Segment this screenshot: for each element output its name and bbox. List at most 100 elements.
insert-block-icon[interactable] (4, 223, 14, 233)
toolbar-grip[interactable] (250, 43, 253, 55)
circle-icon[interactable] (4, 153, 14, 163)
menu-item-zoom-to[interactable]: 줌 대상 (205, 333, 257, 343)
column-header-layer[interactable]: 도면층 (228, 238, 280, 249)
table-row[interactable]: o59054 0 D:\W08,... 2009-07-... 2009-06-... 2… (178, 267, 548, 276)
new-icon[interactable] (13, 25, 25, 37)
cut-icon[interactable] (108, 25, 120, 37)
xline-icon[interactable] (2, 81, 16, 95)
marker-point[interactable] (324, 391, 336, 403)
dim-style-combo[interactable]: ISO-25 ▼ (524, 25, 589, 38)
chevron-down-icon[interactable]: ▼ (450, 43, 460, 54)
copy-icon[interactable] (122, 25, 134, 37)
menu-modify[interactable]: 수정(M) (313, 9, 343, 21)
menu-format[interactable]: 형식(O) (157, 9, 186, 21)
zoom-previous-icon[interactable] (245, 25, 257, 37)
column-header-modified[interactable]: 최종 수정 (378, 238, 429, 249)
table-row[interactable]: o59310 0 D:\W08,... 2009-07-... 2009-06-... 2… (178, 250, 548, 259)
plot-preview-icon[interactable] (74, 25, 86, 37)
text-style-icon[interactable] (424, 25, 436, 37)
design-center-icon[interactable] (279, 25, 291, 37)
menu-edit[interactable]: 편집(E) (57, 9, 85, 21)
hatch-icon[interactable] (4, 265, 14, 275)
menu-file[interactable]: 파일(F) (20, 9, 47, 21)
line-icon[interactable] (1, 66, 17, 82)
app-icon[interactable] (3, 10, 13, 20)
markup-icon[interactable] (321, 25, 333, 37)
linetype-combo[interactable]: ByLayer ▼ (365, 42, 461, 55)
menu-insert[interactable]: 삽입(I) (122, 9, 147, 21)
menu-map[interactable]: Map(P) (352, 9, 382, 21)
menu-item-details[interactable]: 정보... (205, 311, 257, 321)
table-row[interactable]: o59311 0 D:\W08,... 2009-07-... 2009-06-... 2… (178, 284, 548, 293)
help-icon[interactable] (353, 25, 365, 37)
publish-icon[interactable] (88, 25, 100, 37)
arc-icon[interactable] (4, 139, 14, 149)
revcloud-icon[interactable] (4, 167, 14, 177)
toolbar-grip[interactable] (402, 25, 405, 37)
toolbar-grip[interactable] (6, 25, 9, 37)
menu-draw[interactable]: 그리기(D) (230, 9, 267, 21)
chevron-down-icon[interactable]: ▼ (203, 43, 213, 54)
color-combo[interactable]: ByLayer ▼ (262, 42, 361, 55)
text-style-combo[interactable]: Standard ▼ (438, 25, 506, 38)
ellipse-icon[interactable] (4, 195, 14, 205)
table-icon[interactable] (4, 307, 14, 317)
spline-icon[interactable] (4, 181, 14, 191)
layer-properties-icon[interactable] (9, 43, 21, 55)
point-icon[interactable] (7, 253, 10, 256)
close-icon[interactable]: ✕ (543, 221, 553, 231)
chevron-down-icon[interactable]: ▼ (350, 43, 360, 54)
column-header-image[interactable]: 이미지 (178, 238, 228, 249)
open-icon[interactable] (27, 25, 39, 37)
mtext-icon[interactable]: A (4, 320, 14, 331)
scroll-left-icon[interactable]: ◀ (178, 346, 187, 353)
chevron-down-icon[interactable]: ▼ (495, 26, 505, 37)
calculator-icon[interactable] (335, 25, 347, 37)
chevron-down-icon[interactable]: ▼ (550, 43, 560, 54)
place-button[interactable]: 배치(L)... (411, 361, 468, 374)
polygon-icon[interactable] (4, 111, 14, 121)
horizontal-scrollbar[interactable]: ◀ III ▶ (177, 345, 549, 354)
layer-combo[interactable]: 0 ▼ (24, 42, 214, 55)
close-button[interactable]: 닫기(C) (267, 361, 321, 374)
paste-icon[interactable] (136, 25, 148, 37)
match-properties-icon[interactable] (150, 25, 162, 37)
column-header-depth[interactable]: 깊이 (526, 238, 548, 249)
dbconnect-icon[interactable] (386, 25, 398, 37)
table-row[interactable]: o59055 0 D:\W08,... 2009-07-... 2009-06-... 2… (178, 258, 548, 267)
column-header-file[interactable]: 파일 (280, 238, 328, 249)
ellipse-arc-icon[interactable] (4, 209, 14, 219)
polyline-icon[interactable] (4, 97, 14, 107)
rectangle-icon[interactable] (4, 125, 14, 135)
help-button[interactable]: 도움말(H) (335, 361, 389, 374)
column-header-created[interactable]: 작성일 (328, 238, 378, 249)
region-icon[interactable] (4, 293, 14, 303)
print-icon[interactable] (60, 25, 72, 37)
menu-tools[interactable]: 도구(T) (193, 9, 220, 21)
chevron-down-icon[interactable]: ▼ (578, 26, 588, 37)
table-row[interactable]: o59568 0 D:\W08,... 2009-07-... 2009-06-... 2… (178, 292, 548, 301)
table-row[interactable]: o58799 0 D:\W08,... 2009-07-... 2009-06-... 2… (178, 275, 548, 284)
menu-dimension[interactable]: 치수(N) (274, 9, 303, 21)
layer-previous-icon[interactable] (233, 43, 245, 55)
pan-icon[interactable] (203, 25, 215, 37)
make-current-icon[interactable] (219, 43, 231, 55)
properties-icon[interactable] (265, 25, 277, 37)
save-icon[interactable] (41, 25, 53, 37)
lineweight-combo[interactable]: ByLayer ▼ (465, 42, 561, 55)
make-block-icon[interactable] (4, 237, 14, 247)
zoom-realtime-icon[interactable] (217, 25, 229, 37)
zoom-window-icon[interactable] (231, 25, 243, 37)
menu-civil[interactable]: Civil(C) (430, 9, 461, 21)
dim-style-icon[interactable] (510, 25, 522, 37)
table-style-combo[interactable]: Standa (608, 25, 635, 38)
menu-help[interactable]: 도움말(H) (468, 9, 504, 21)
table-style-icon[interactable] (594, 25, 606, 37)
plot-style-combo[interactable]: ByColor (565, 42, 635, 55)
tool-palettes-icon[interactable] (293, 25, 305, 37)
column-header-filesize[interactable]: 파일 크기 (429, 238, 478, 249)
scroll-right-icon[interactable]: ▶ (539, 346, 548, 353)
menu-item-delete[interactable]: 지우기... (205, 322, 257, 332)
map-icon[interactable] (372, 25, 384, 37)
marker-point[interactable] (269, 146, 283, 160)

■ **Objectif**: Réécrivez toutes les lignes ci-dessus en substituant « DuCalque » à « ByLayer » à chaque occurrence, le reste demeurant identique.

■ **Exercice terminé**:
Segment this screenshot: for each element output its name and bbox. List at most 100 elements.
insert-block-icon[interactable] (4, 223, 14, 233)
toolbar-grip[interactable] (250, 43, 253, 55)
circle-icon[interactable] (4, 153, 14, 163)
menu-item-zoom-to[interactable]: 줌 대상 (205, 333, 257, 343)
column-header-layer[interactable]: 도면층 (228, 238, 280, 249)
table-row[interactable]: o59054 0 D:\W08,... 2009-07-... 2009-06-... 2… (178, 267, 548, 276)
new-icon[interactable] (13, 25, 25, 37)
cut-icon[interactable] (108, 25, 120, 37)
xline-icon[interactable] (2, 81, 16, 95)
marker-point[interactable] (324, 391, 336, 403)
dim-style-combo[interactable]: ISO-25 ▼ (524, 25, 589, 38)
chevron-down-icon[interactable]: ▼ (450, 43, 460, 54)
copy-icon[interactable] (122, 25, 134, 37)
menu-modify[interactable]: 수정(M) (313, 9, 343, 21)
menu-format[interactable]: 형식(O) (157, 9, 186, 21)
zoom-previous-icon[interactable] (245, 25, 257, 37)
column-header-modified[interactable]: 최종 수정 (378, 238, 429, 249)
table-row[interactable]: o59310 0 D:\W08,... 2009-07-... 2009-06-... 2… (178, 250, 548, 259)
plot-preview-icon[interactable] (74, 25, 86, 37)
text-style-icon[interactable] (424, 25, 436, 37)
design-center-icon[interactable] (279, 25, 291, 37)
menu-edit[interactable]: 편집(E) (57, 9, 85, 21)
hatch-icon[interactable] (4, 265, 14, 275)
menu-file[interactable]: 파일(F) (20, 9, 47, 21)
line-icon[interactable] (1, 66, 17, 82)
app-icon[interactable] (3, 10, 13, 20)
markup-icon[interactable] (321, 25, 333, 37)
linetype-combo[interactable]: DuCalque ▼ (365, 42, 461, 55)
menu-insert[interactable]: 삽입(I) (122, 9, 147, 21)
menu-map[interactable]: Map(P) (352, 9, 382, 21)
menu-item-details[interactable]: 정보... (205, 311, 257, 321)
table-row[interactable]: o59311 0 D:\W08,... 2009-07-... 2009-06-... 2… (178, 284, 548, 293)
help-icon[interactable] (353, 25, 365, 37)
publish-icon[interactable] (88, 25, 100, 37)
arc-icon[interactable] (4, 139, 14, 149)
revcloud-icon[interactable] (4, 167, 14, 177)
toolbar-grip[interactable] (402, 25, 405, 37)
toolbar-grip[interactable] (6, 25, 9, 37)
menu-draw[interactable]: 그리기(D) (230, 9, 267, 21)
chevron-down-icon[interactable]: ▼ (203, 43, 213, 54)
color-combo[interactable]: DuCalque ▼ (262, 42, 361, 55)
text-style-combo[interactable]: Standard ▼ (438, 25, 506, 38)
ellipse-icon[interactable] (4, 195, 14, 205)
table-icon[interactable] (4, 307, 14, 317)
spline-icon[interactable] (4, 181, 14, 191)
layer-properties-icon[interactable] (9, 43, 21, 55)
point-icon[interactable] (7, 253, 10, 256)
close-icon[interactable]: ✕ (543, 221, 553, 231)
chevron-down-icon[interactable]: ▼ (350, 43, 360, 54)
column-header-image[interactable]: 이미지 (178, 238, 228, 249)
open-icon[interactable] (27, 25, 39, 37)
mtext-icon[interactable]: A (4, 320, 14, 331)
scroll-left-icon[interactable]: ◀ (178, 346, 187, 353)
chevron-down-icon[interactable]: ▼ (495, 26, 505, 37)
calculator-icon[interactable] (335, 25, 347, 37)
chevron-down-icon[interactable]: ▼ (550, 43, 560, 54)
place-button[interactable]: 배치(L)... (411, 361, 468, 374)
polygon-icon[interactable] (4, 111, 14, 121)
horizontal-scrollbar[interactable]: ◀ III ▶ (177, 345, 549, 354)
layer-combo[interactable]: 0 ▼ (24, 42, 214, 55)
close-button[interactable]: 닫기(C) (267, 361, 321, 374)
paste-icon[interactable] (136, 25, 148, 37)
match-properties-icon[interactable] (150, 25, 162, 37)
column-header-depth[interactable]: 깊이 (526, 238, 548, 249)
dbconnect-icon[interactable] (386, 25, 398, 37)
table-row[interactable]: o59055 0 D:\W08,... 2009-07-... 2009-06-... 2… (178, 258, 548, 267)
column-header-file[interactable]: 파일 (280, 238, 328, 249)
ellipse-arc-icon[interactable] (4, 209, 14, 219)
polyline-icon[interactable] (4, 97, 14, 107)
rectangle-icon[interactable] (4, 125, 14, 135)
help-button[interactable]: 도움말(H) (335, 361, 389, 374)
column-header-created[interactable]: 작성일 (328, 238, 378, 249)
region-icon[interactable] (4, 293, 14, 303)
print-icon[interactable] (60, 25, 72, 37)
menu-tools[interactable]: 도구(T) (193, 9, 220, 21)
chevron-down-icon[interactable]: ▼ (578, 26, 588, 37)
table-row[interactable]: o59568 0 D:\W08,... 2009-07-... 2009-06-... 2… (178, 292, 548, 301)
table-row[interactable]: o58799 0 D:\W08,... 2009-07-... 2009-06-... 2… (178, 275, 548, 284)
menu-dimension[interactable]: 치수(N) (274, 9, 303, 21)
layer-previous-icon[interactable] (233, 43, 245, 55)
pan-icon[interactable] (203, 25, 215, 37)
make-current-icon[interactable] (219, 43, 231, 55)
properties-icon[interactable] (265, 25, 277, 37)
save-icon[interactable] (41, 25, 53, 37)
lineweight-combo[interactable]: DuCalque ▼ (465, 42, 561, 55)
make-block-icon[interactable] (4, 237, 14, 247)
zoom-realtime-icon[interactable] (217, 25, 229, 37)
zoom-window-icon[interactable] (231, 25, 243, 37)
menu-civil[interactable]: Civil(C) (430, 9, 461, 21)
dim-style-icon[interactable] (510, 25, 522, 37)
table-style-combo[interactable]: Standa (608, 25, 635, 38)
menu-help[interactable]: 도움말(H) (468, 9, 504, 21)
table-style-icon[interactable] (594, 25, 606, 37)
plot-style-combo[interactable]: ByColor (565, 42, 635, 55)
tool-palettes-icon[interactable] (293, 25, 305, 37)
column-header-filesize[interactable]: 파일 크기 (429, 238, 478, 249)
scroll-right-icon[interactable]: ▶ (539, 346, 548, 353)
menu-item-delete[interactable]: 지우기... (205, 322, 257, 332)
map-icon[interactable] (372, 25, 384, 37)
marker-point[interactable] (269, 146, 283, 160)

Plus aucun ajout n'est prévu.